Give back each entry unchanged, minus pictures.

+++ Source data

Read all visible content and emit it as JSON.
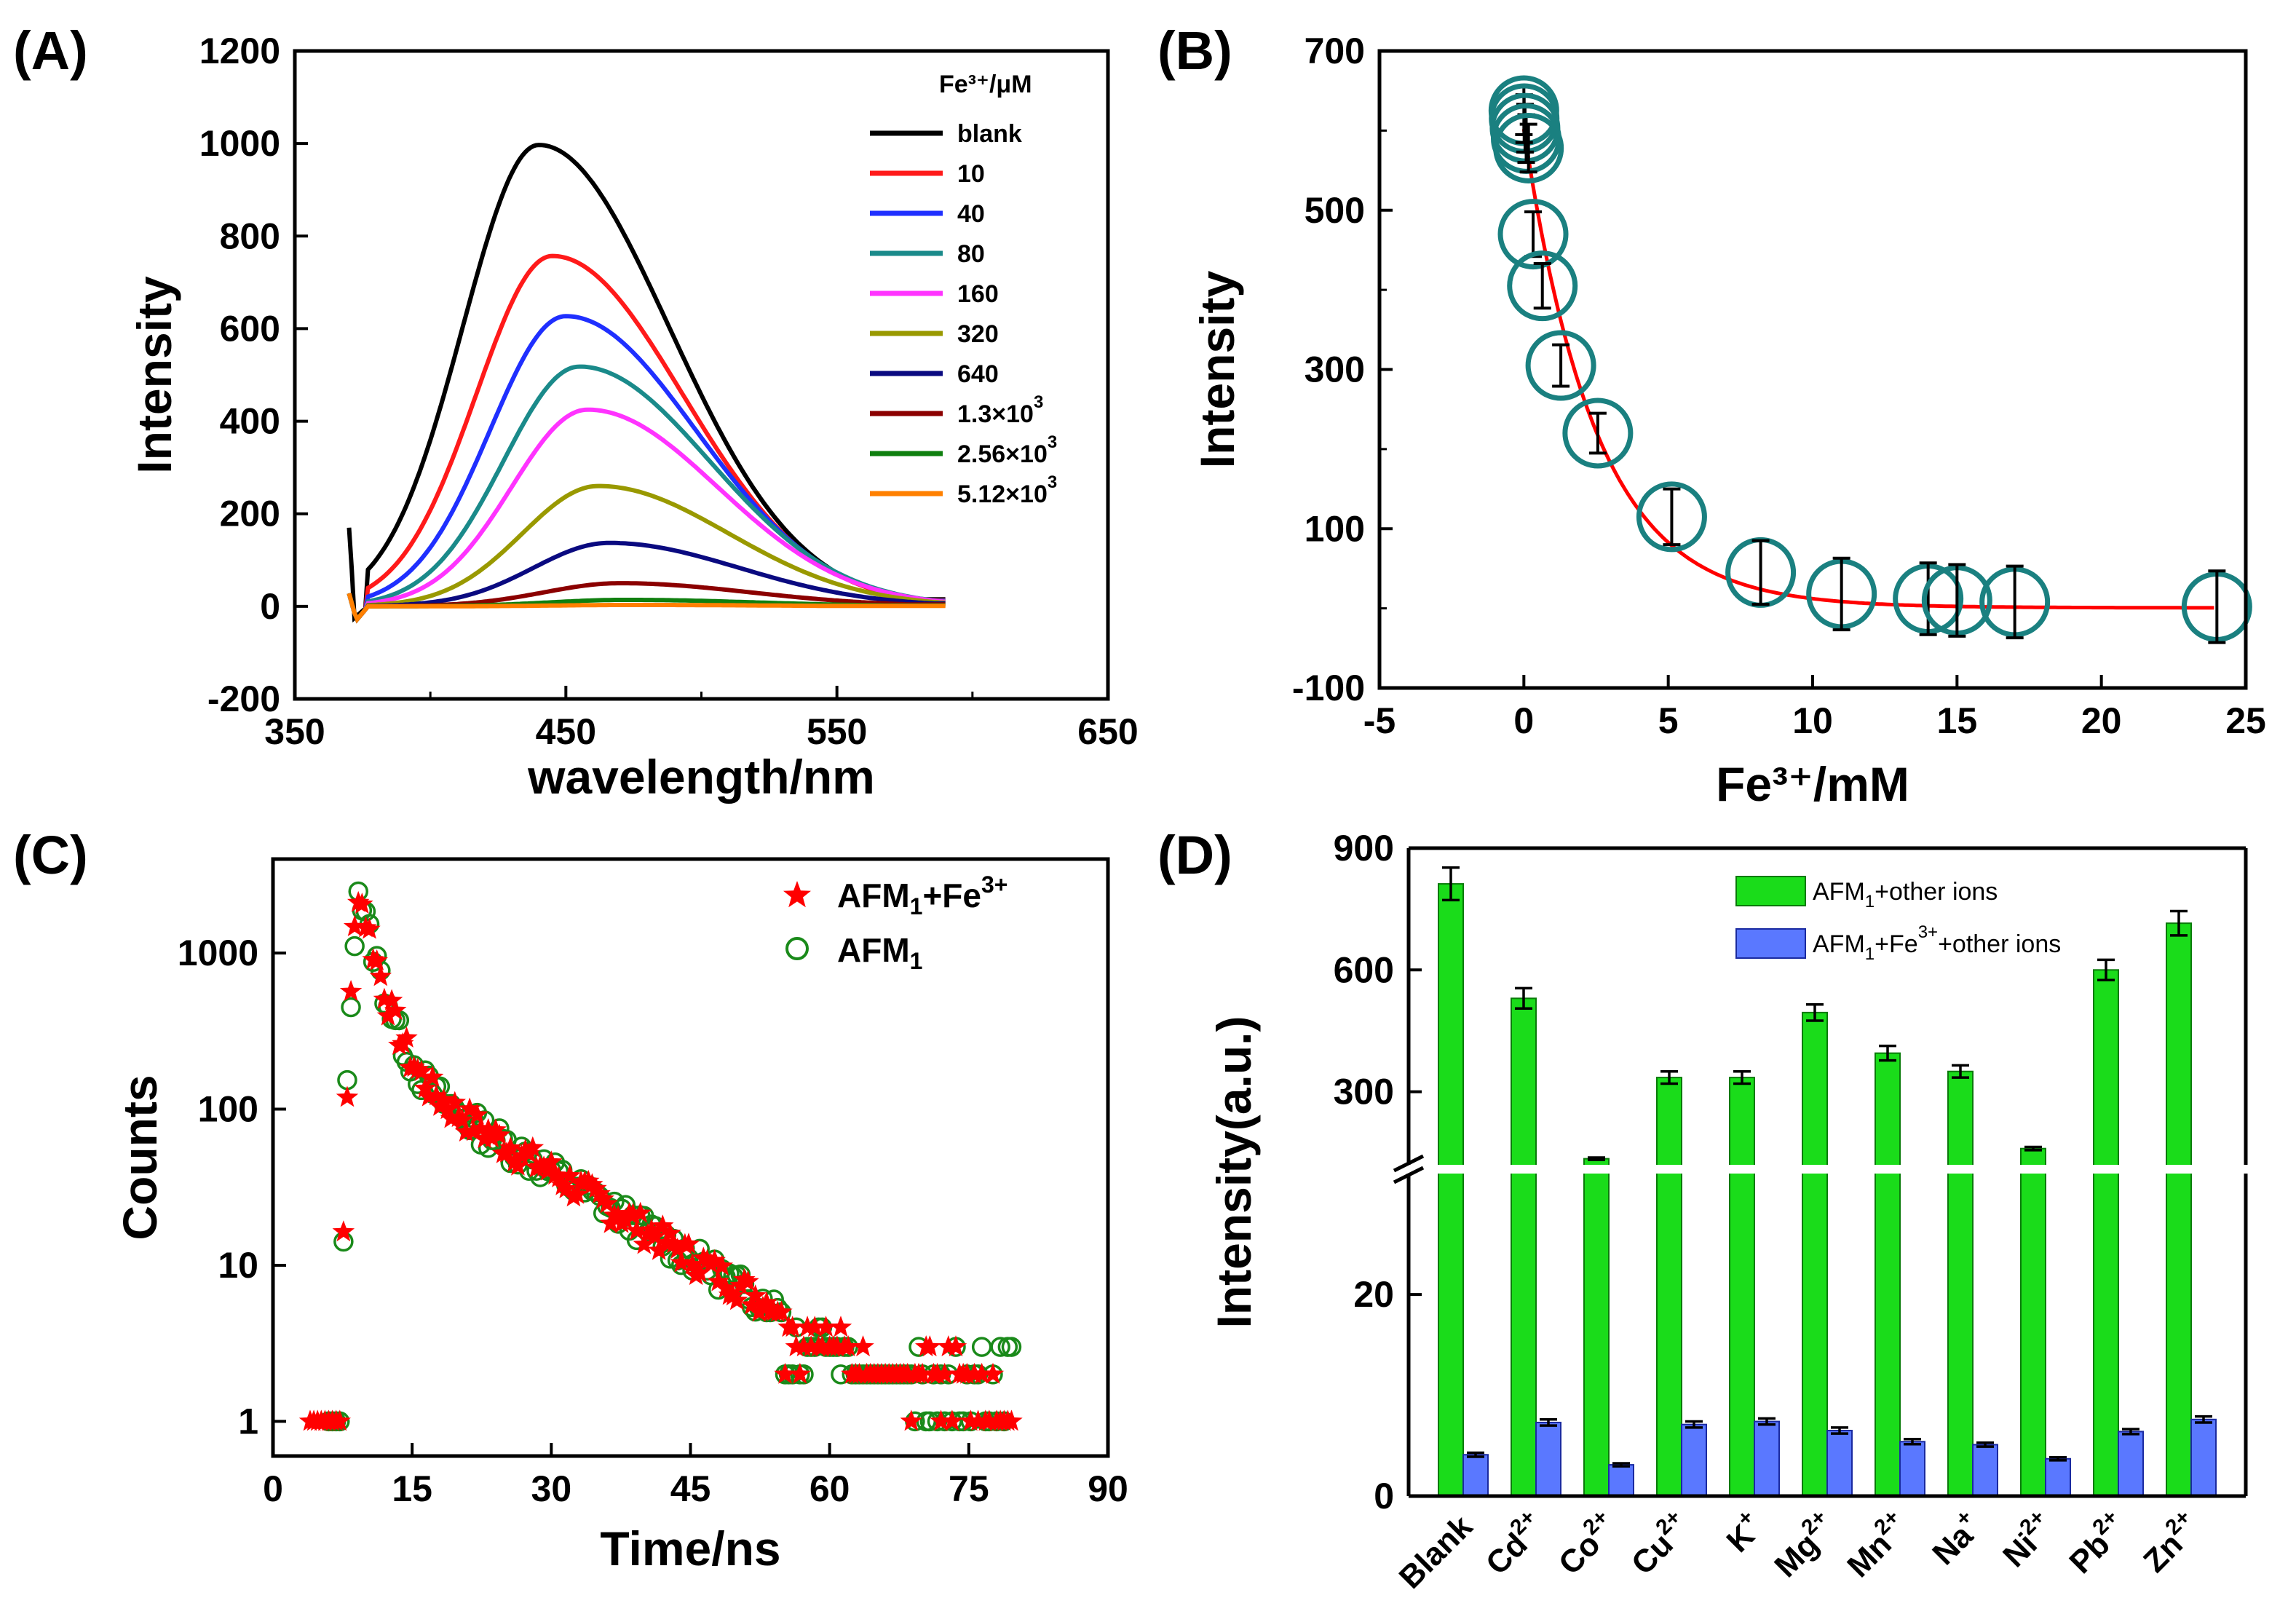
{
  "chart_data": [
    {
      "id": "A",
      "type": "line",
      "panel_label": "(A)",
      "xlabel": "wavelength/nm",
      "ylabel": "Intensity",
      "xlim": [
        350,
        650
      ],
      "ylim": [
        -200,
        1200
      ],
      "xticks": [
        350,
        450,
        550,
        650
      ],
      "yticks": [
        -200,
        0,
        200,
        400,
        600,
        800,
        1000,
        1200
      ],
      "legend_title": "Fe³⁺/μM",
      "x_range": [
        370,
        590
      ],
      "series": [
        {
          "name": "blank",
          "label_base": "blank",
          "label_sup": "",
          "color": "#000000",
          "peak_x": 440,
          "peak_y": 997,
          "end_y": 15
        },
        {
          "name": "10",
          "label_base": "10",
          "label_sup": "",
          "color": "#ff1a1a",
          "peak_x": 445,
          "peak_y": 757,
          "end_y": 13
        },
        {
          "name": "40",
          "label_base": "40",
          "label_sup": "",
          "color": "#1f2fff",
          "peak_x": 450,
          "peak_y": 627,
          "end_y": 12
        },
        {
          "name": "80",
          "label_base": "80",
          "label_sup": "",
          "color": "#1a8a8a",
          "peak_x": 455,
          "peak_y": 518,
          "end_y": 11
        },
        {
          "name": "160",
          "label_base": "160",
          "label_sup": "",
          "color": "#ff33ff",
          "peak_x": 458,
          "peak_y": 425,
          "end_y": 10
        },
        {
          "name": "320",
          "label_base": "320",
          "label_sup": "",
          "color": "#999900",
          "peak_x": 462,
          "peak_y": 260,
          "end_y": 8
        },
        {
          "name": "640",
          "label_base": "640",
          "label_sup": "",
          "color": "#0a0a80",
          "peak_x": 466,
          "peak_y": 137,
          "end_y": 6
        },
        {
          "name": "1.3×10³",
          "label_base": "1.3×10",
          "label_sup": "3",
          "color": "#8b0000",
          "peak_x": 470,
          "peak_y": 50,
          "end_y": 4
        },
        {
          "name": "2.56×10³",
          "label_base": "2.56×10",
          "label_sup": "3",
          "color": "#0f7f0f",
          "peak_x": 472,
          "peak_y": 14,
          "end_y": 2
        },
        {
          "name": "5.12×10³",
          "label_base": "5.12×10",
          "label_sup": "3",
          "color": "#ff8000",
          "peak_x": 475,
          "peak_y": 3,
          "end_y": 1
        }
      ]
    },
    {
      "id": "B",
      "type": "scatter",
      "panel_label": "(B)",
      "xlabel": "Fe³⁺/mM",
      "ylabel": "Intensity",
      "xlim": [
        -5,
        25
      ],
      "ylim": [
        -100,
        700
      ],
      "xticks": [
        -5,
        0,
        5,
        10,
        15,
        20,
        25
      ],
      "yticks": [
        -100,
        100,
        300,
        500,
        700
      ],
      "marker_color": "#1a8080",
      "fit_color": "#ff0000",
      "fit_model": {
        "a": 0,
        "c": 2,
        "d": 600,
        "k": 2.5
      },
      "points": [
        {
          "x": 0,
          "y": 625,
          "err": 30
        },
        {
          "x": 0.01,
          "y": 615,
          "err": 30
        },
        {
          "x": 0.04,
          "y": 603,
          "err": 30
        },
        {
          "x": 0.08,
          "y": 590,
          "err": 30
        },
        {
          "x": 0.16,
          "y": 578,
          "err": 30
        },
        {
          "x": 0.32,
          "y": 470,
          "err": 28
        },
        {
          "x": 0.64,
          "y": 405,
          "err": 28
        },
        {
          "x": 1.28,
          "y": 305,
          "err": 26
        },
        {
          "x": 2.56,
          "y": 220,
          "err": 25
        },
        {
          "x": 5.12,
          "y": 115,
          "err": 35
        },
        {
          "x": 8.2,
          "y": 45,
          "err": 40
        },
        {
          "x": 11,
          "y": 18,
          "err": 45
        },
        {
          "x": 14,
          "y": 12,
          "err": 45
        },
        {
          "x": 15,
          "y": 10,
          "err": 45
        },
        {
          "x": 17,
          "y": 8,
          "err": 45
        },
        {
          "x": 24,
          "y": 2,
          "err": 45
        }
      ]
    },
    {
      "id": "C",
      "type": "scatter",
      "panel_label": "(C)",
      "xlabel": "Time/ns",
      "ylabel": "Counts",
      "yscale": "log",
      "xlim": [
        0,
        90
      ],
      "ylim": [
        0.6,
        4000
      ],
      "xticks": [
        0,
        15,
        30,
        45,
        60,
        75,
        90
      ],
      "yticks": [
        1,
        10,
        100,
        1000
      ],
      "series": [
        {
          "name": "AFM₁+Fe³⁺",
          "label_base": "AFM",
          "label_sub": "1",
          "label_tail": "+Fe",
          "label_sup": "3+",
          "marker": "star",
          "color": "#ff0000",
          "peak_x": 9.2,
          "peak_count": 3000,
          "start_x": 4,
          "end_x": 80,
          "seed": 7
        },
        {
          "name": "AFM₁",
          "label_base": "AFM",
          "label_sub": "1",
          "label_tail": "",
          "label_sup": "",
          "marker": "circle",
          "color": "#1a8a1a",
          "peak_x": 9.2,
          "peak_count": 3000,
          "start_x": 6,
          "end_x": 80,
          "seed": 13
        }
      ]
    },
    {
      "id": "D",
      "type": "bar",
      "panel_label": "(D)",
      "ylabel": "Intensity(a.u.)",
      "yticks_upper": [
        300,
        600,
        900
      ],
      "yticks_lower": [
        0,
        20
      ],
      "upper_range": [
        120,
        900
      ],
      "lower_range": [
        0,
        32
      ],
      "categories": [
        "Blank",
        "Cd²⁺",
        "Co²⁺",
        "Cu²⁺",
        "K⁺",
        "Mg²⁺",
        "Mn²⁺",
        "Na⁺",
        "Ni²⁺",
        "Pb²⁺",
        "Zn²⁺"
      ],
      "category_base": [
        "Blank",
        "Cd",
        "Co",
        "Cu",
        "K",
        "Mg",
        "Mn",
        "Na",
        "Ni",
        "Pb",
        "Zn"
      ],
      "category_sup": [
        "",
        "2+",
        "2+",
        "2+",
        "+",
        "2+",
        "2+",
        "+",
        "2+",
        "2+",
        "2+"
      ],
      "series": [
        {
          "name": "AFM₁+other ions",
          "label_base": "AFM",
          "label_sub": "1",
          "label_tail": "+other ions",
          "label_sup": "",
          "label_end": "",
          "color": "#1adc1a",
          "edge": "#0a7a0a",
          "values": [
            812,
            530,
            135,
            335,
            335,
            495,
            395,
            350,
            160,
            600,
            715
          ],
          "errors": [
            40,
            25,
            3,
            15,
            15,
            20,
            18,
            15,
            4,
            25,
            30
          ]
        },
        {
          "name": "AFM₁+Fe³⁺+other ions",
          "label_base": "AFM",
          "label_sub": "1",
          "label_tail": "+Fe",
          "label_sup": "3+",
          "label_end": "+other ions",
          "color": "#5a78ff",
          "edge": "#1a2aa0",
          "values": [
            4.1,
            7.3,
            3.1,
            7.1,
            7.4,
            6.5,
            5.4,
            5.1,
            3.7,
            6.4,
            7.6
          ],
          "errors": [
            0.2,
            0.3,
            0.15,
            0.3,
            0.3,
            0.3,
            0.25,
            0.2,
            0.15,
            0.25,
            0.3
          ]
        }
      ]
    }
  ]
}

++++++

* [Expected answer]:
Read all visible content and emit it as JSON.
{
  "chart_data": [
    {
      "id": "A",
      "type": "line",
      "panel_label": "(A)",
      "xlabel": "wavelength/nm",
      "ylabel": "Intensity",
      "xlim": [
        350,
        650
      ],
      "ylim": [
        -200,
        1200
      ],
      "xticks": [
        350,
        450,
        550,
        650
      ],
      "yticks": [
        -200,
        0,
        200,
        400,
        600,
        800,
        1000,
        1200
      ],
      "legend_title": "Fe³⁺/μM",
      "x_range": [
        370,
        590
      ],
      "series": [
        {
          "name": "blank",
          "label_base": "blank",
          "label_sup": "",
          "color": "#000000",
          "peak_x": 440,
          "peak_y": 997,
          "end_y": 15
        },
        {
          "name": "10",
          "label_base": "10",
          "label_sup": "",
          "color": "#ff1a1a",
          "peak_x": 445,
          "peak_y": 757,
          "end_y": 13
        },
        {
          "name": "40",
          "label_base": "40",
          "label_sup": "",
          "color": "#1f2fff",
          "peak_x": 450,
          "peak_y": 627,
          "end_y": 12
        },
        {
          "name": "80",
          "label_base": "80",
          "label_sup": "",
          "color": "#1a8a8a",
          "peak_x": 455,
          "peak_y": 518,
          "end_y": 11
        },
        {
          "name": "160",
          "label_base": "160",
          "label_sup": "",
          "color": "#ff33ff",
          "peak_x": 458,
          "peak_y": 425,
          "end_y": 10
        },
        {
          "name": "320",
          "label_base": "320",
          "label_sup": "",
          "color": "#999900",
          "peak_x": 462,
          "peak_y": 260,
          "end_y": 8
        },
        {
          "name": "640",
          "label_base": "640",
          "label_sup": "",
          "color": "#0a0a80",
          "peak_x": 466,
          "peak_y": 137,
          "end_y": 6
        },
        {
          "name": "1.3×10³",
          "label_base": "1.3×10",
          "label_sup": "3",
          "color": "#8b0000",
          "peak_x": 470,
          "peak_y": 50,
          "end_y": 4
        },
        {
          "name": "2.56×10³",
          "label_base": "2.56×10",
          "label_sup": "3",
          "color": "#0f7f0f",
          "peak_x": 472,
          "peak_y": 14,
          "end_y": 2
        },
        {
          "name": "5.12×10³",
          "label_base": "5.12×10",
          "label_sup": "3",
          "color": "#ff8000",
          "peak_x": 475,
          "peak_y": 3,
          "end_y": 1
        }
      ]
    },
    {
      "id": "B",
      "type": "scatter",
      "panel_label": "(B)",
      "xlabel": "Fe³⁺/mM",
      "ylabel": "Intensity",
      "xlim": [
        -5,
        25
      ],
      "ylim": [
        -100,
        700
      ],
      "xticks": [
        -5,
        0,
        5,
        10,
        15,
        20,
        25
      ],
      "yticks": [
        -100,
        100,
        300,
        500,
        700
      ],
      "marker_color": "#1a8080",
      "fit_color": "#ff0000",
      "fit_model": {
        "a": 0,
        "c": 2,
        "d": 600,
        "k": 2.5
      },
      "points": [
        {
          "x": 0,
          "y": 625,
          "err": 30
        },
        {
          "x": 0.01,
          "y": 615,
          "err": 30
        },
        {
          "x": 0.04,
          "y": 603,
          "err": 30
        },
        {
          "x": 0.08,
          "y": 590,
          "err": 30
        },
        {
          "x": 0.16,
          "y": 578,
          "err": 30
        },
        {
          "x": 0.32,
          "y": 470,
          "err": 28
        },
        {
          "x": 0.64,
          "y": 405,
          "err": 28
        },
        {
          "x": 1.28,
          "y": 305,
          "err": 26
        },
        {
          "x": 2.56,
          "y": 220,
          "err": 25
        },
        {
          "x": 5.12,
          "y": 115,
          "err": 35
        },
        {
          "x": 8.2,
          "y": 45,
          "err": 40
        },
        {
          "x": 11,
          "y": 18,
          "err": 45
        },
        {
          "x": 14,
          "y": 12,
          "err": 45
        },
        {
          "x": 15,
          "y": 10,
          "err": 45
        },
        {
          "x": 17,
          "y": 8,
          "err": 45
        },
        {
          "x": 24,
          "y": 2,
          "err": 45
        }
      ]
    },
    {
      "id": "C",
      "type": "scatter",
      "panel_label": "(C)",
      "xlabel": "Time/ns",
      "ylabel": "Counts",
      "yscale": "log",
      "xlim": [
        0,
        90
      ],
      "ylim": [
        0.6,
        4000
      ],
      "xticks": [
        0,
        15,
        30,
        45,
        60,
        75,
        90
      ],
      "yticks": [
        1,
        10,
        100,
        1000
      ],
      "series": [
        {
          "name": "AFM₁+Fe³⁺",
          "label_base": "AFM",
          "label_sub": "1",
          "label_tail": "+Fe",
          "label_sup": "3+",
          "marker": "star",
          "color": "#ff0000",
          "peak_x": 9.2,
          "peak_count": 3000,
          "start_x": 4,
          "end_x": 80,
          "seed": 7
        },
        {
          "name": "AFM₁",
          "label_base": "AFM",
          "label_sub": "1",
          "label_tail": "",
          "label_sup": "",
          "marker": "circle",
          "color": "#1a8a1a",
          "peak_x": 9.2,
          "peak_count": 3000,
          "start_x": 6,
          "end_x": 80,
          "seed": 13
        }
      ]
    },
    {
      "id": "D",
      "type": "bar",
      "panel_label": "(D)",
      "ylabel": "Intensity(a.u.)",
      "yticks_upper": [
        300,
        600,
        900
      ],
      "yticks_lower": [
        0,
        20
      ],
      "upper_range": [
        120,
        900
      ],
      "lower_range": [
        0,
        32
      ],
      "categories": [
        "Blank",
        "Cd²⁺",
        "Co²⁺",
        "Cu²⁺",
        "K⁺",
        "Mg²⁺",
        "Mn²⁺",
        "Na⁺",
        "Ni²⁺",
        "Pb²⁺",
        "Zn²⁺"
      ],
      "category_base": [
        "Blank",
        "Cd",
        "Co",
        "Cu",
        "K",
        "Mg",
        "Mn",
        "Na",
        "Ni",
        "Pb",
        "Zn"
      ],
      "category_sup": [
        "",
        "2+",
        "2+",
        "2+",
        "+",
        "2+",
        "2+",
        "+",
        "2+",
        "2+",
        "2+"
      ],
      "series": [
        {
          "name": "AFM₁+other ions",
          "label_base": "AFM",
          "label_sub": "1",
          "label_tail": "+other ions",
          "label_sup": "",
          "label_end": "",
          "color": "#1adc1a",
          "edge": "#0a7a0a",
          "values": [
            812,
            530,
            135,
            335,
            335,
            495,
            395,
            350,
            160,
            600,
            715
          ],
          "errors": [
            40,
            25,
            3,
            15,
            15,
            20,
            18,
            15,
            4,
            25,
            30
          ]
        },
        {
          "name": "AFM₁+Fe³⁺+other ions",
          "label_base": "AFM",
          "label_sub": "1",
          "label_tail": "+Fe",
          "label_sup": "3+",
          "label_end": "+other ions",
          "color": "#5a78ff",
          "edge": "#1a2aa0",
          "values": [
            4.1,
            7.3,
            3.1,
            7.1,
            7.4,
            6.5,
            5.4,
            5.1,
            3.7,
            6.4,
            7.6
          ],
          "errors": [
            0.2,
            0.3,
            0.15,
            0.3,
            0.3,
            0.3,
            0.25,
            0.2,
            0.15,
            0.25,
            0.3
          ]
        }
      ]
    }
  ]
}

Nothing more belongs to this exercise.